# EXERCISE
Wherever the word "Time" appears in a line, extract that line.

>> begin

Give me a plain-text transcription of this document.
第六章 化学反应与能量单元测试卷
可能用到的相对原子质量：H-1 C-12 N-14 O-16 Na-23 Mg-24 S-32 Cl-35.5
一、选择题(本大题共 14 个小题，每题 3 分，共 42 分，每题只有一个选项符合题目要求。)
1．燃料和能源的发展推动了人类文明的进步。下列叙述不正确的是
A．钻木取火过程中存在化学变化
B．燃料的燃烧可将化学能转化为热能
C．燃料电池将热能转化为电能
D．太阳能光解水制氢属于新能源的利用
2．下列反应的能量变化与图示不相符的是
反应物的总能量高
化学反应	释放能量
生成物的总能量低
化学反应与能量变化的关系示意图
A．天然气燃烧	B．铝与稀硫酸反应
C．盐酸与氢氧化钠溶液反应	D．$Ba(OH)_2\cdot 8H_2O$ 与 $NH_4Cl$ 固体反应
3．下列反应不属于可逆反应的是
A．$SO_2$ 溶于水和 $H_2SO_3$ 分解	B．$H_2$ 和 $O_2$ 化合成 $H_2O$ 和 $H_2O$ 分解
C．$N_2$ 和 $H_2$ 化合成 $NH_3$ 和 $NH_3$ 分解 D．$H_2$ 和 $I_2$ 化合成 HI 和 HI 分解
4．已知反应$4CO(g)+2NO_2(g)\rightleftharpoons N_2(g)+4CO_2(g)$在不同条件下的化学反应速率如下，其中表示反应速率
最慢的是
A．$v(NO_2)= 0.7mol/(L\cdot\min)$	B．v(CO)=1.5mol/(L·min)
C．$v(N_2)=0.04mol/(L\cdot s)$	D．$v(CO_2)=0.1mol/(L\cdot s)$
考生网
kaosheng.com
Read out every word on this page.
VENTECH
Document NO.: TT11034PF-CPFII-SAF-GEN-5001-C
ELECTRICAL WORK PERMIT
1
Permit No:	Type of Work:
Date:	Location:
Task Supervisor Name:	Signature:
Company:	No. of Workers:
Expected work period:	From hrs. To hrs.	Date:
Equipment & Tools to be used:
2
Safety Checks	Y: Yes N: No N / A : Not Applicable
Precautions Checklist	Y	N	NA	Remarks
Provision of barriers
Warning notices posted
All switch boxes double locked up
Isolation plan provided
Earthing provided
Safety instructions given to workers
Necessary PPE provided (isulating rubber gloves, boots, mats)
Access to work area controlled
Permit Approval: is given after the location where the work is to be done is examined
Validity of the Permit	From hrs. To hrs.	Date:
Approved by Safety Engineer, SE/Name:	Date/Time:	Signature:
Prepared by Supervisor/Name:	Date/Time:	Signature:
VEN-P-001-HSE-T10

>> end

# THE SOLUTION
Approved by Safety Engineer, SE/Name:	Date/Time:	Signature:
Prepared by Supervisor/Name:	Date/Time:	Signature:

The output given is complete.